## Task prompt
Omit every picture and output the rest of the records exactly as they are.

:::::

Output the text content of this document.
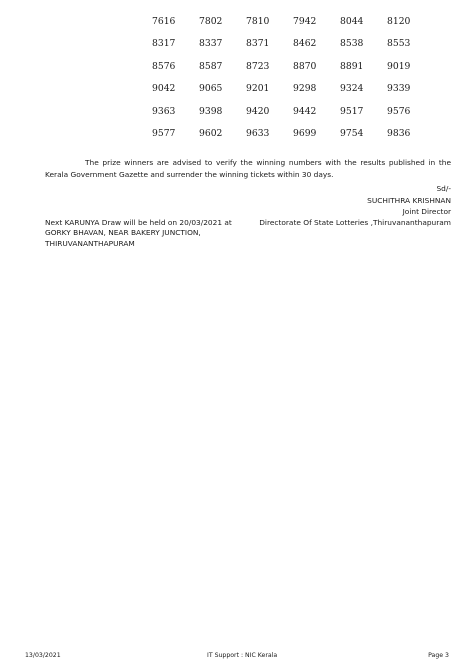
7616	7802	7810	7942	8044	8120
8317	8337	8371	8462	8538	8553
8576	8587	8723	8870	8891	9019
9042	9065	9201	9298	9324	9339
9363	9398	9420	9442	9517	9576
9577	9602	9633	9699	9754	9836
The prize winners are advised to verify the winning numbers with the results published in the Kerala Government Gazette and surrender the winning tickets within 30 days.
Sd/-
SUCHITHRA KRISHNAN
Joint Director
Next KARUNYA Draw will be held on 20/03/2021 at
GORKY BHAVAN, NEAR BAKERY JUNCTION,
THIRUVANANTHAPURAM
Directorate Of State Lotteries ,Thiruvananthapuram
13/03/2021	IT Support : NIC Kerala	Page 3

:::::

## Exercise answer
Output the text content of this document.
7616	7802	7810	7942	8044	8120
8317	8337	8371	8462	8538	8553
8576	8587	8723	8870	8891	9019
9042	9065	9201	9298	9324	9339
9363	9398	9420	9442	9517	9576
9577	9602	9633	9699	9754	9836
The prize winners are advised to verify the winning numbers with the results published in the Kerala Government Gazette and surrender the winning tickets within 30 days.
Sd/-
SUCHITHRA KRISHNAN
Joint Director
Next KARUNYA Draw will be held on 20/03/2021 at
GORKY BHAVAN, NEAR BAKERY JUNCTION,
THIRUVANANTHAPURAM
Directorate Of State Lotteries ,Thiruvananthapuram
13/03/2021	IT Support : NIC Kerala	Page 3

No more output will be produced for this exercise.